## BEGIN INPUT RECORDS

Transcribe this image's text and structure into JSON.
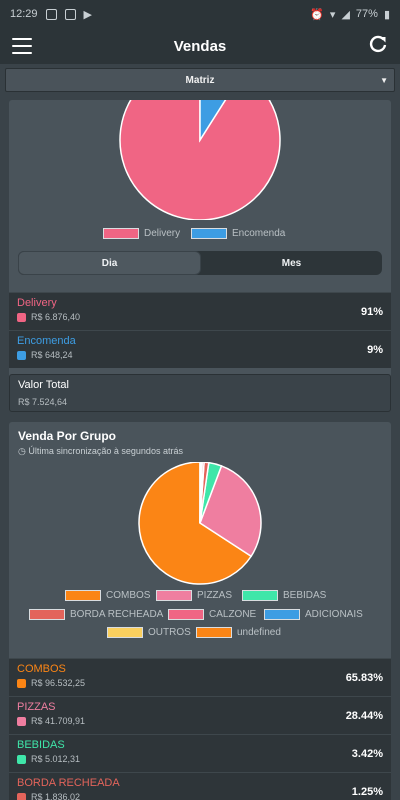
{
  "status": {
    "time": "12:29",
    "battery": "77%"
  },
  "header": {
    "title": "Vendas"
  },
  "branch_select": {
    "value": "Matriz"
  },
  "channel": {
    "legend": [
      {
        "label": "Delivery",
        "color": "#f06584"
      },
      {
        "label": "Encomenda",
        "color": "#3d9de3"
      }
    ],
    "tabs": [
      "Dia",
      "Mes"
    ],
    "rows": [
      {
        "name": "Delivery",
        "amount": "R$ 6.876,40",
        "percent": "91%",
        "color": "#f06584"
      },
      {
        "name": "Encomenda",
        "amount": "R$ 648,24",
        "percent": "9%",
        "color": "#3d9de3"
      }
    ],
    "total": {
      "label": "Valor Total",
      "value": "R$ 7.524,64"
    }
  },
  "groups": {
    "title": "Venda Por Grupo",
    "sync": "Última sincronização à segundos atrás",
    "legend": [
      {
        "label": "COMBOS",
        "color": "#fb8515"
      },
      {
        "label": "PIZZAS",
        "color": "#ef7ea0"
      },
      {
        "label": "BEBIDAS",
        "color": "#3fe6a9"
      },
      {
        "label": "BORDA RECHEADA",
        "color": "#e3645b"
      },
      {
        "label": "CALZONE",
        "color": "#f06584"
      },
      {
        "label": "ADICIONAIS",
        "color": "#3d9de3"
      },
      {
        "label": "OUTROS",
        "color": "#fbd05e"
      },
      {
        "label": "undefined",
        "color": "#fb8515"
      }
    ],
    "rows": [
      {
        "name": "COMBOS",
        "amount": "R$ 96.532,25",
        "percent": "65.83%",
        "color": "#fb8515"
      },
      {
        "name": "PIZZAS",
        "amount": "R$ 41.709,91",
        "percent": "28.44%",
        "color": "#ef7ea0"
      },
      {
        "name": "BEBIDAS",
        "amount": "R$ 5.012,31",
        "percent": "3.42%",
        "color": "#3fe6a9"
      },
      {
        "name": "BORDA RECHEADA",
        "amount": "R$ 1.836,02",
        "percent": "1.25%",
        "color": "#e3645b"
      }
    ]
  },
  "chart_data": [
    {
      "type": "pie",
      "categories": [
        "Delivery",
        "Encomenda"
      ],
      "values": [
        91,
        9
      ],
      "colors": [
        "#f06584",
        "#3d9de3"
      ],
      "legend": "bottom"
    },
    {
      "type": "pie",
      "categories": [
        "COMBOS",
        "PIZZAS",
        "BEBIDAS",
        "BORDA RECHEADA",
        "CALZONE",
        "ADICIONAIS",
        "OUTROS",
        "undefined"
      ],
      "values": [
        65.83,
        28.44,
        3.42,
        1.25,
        0.5,
        0.3,
        0.2,
        0.06
      ],
      "colors": [
        "#fb8515",
        "#ef7ea0",
        "#3fe6a9",
        "#e3645b",
        "#f06584",
        "#3d9de3",
        "#fbd05e",
        "#fb8515"
      ],
      "legend": "bottom"
    }
  ]
}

## END INPUT RECORDS

- REQUIREMENTS: Looking at the data above, show all lines where the word "amount" occurs.

- COMPLETE ANSWER:
        "amount": "R$ 6.876,40",
        "amount": "R$ 648,24",
        "amount": "R$ 96.532,25",
        "amount": "R$ 41.709,91",
        "amount": "R$ 5.012,31",
        "amount": "R$ 1.836,02",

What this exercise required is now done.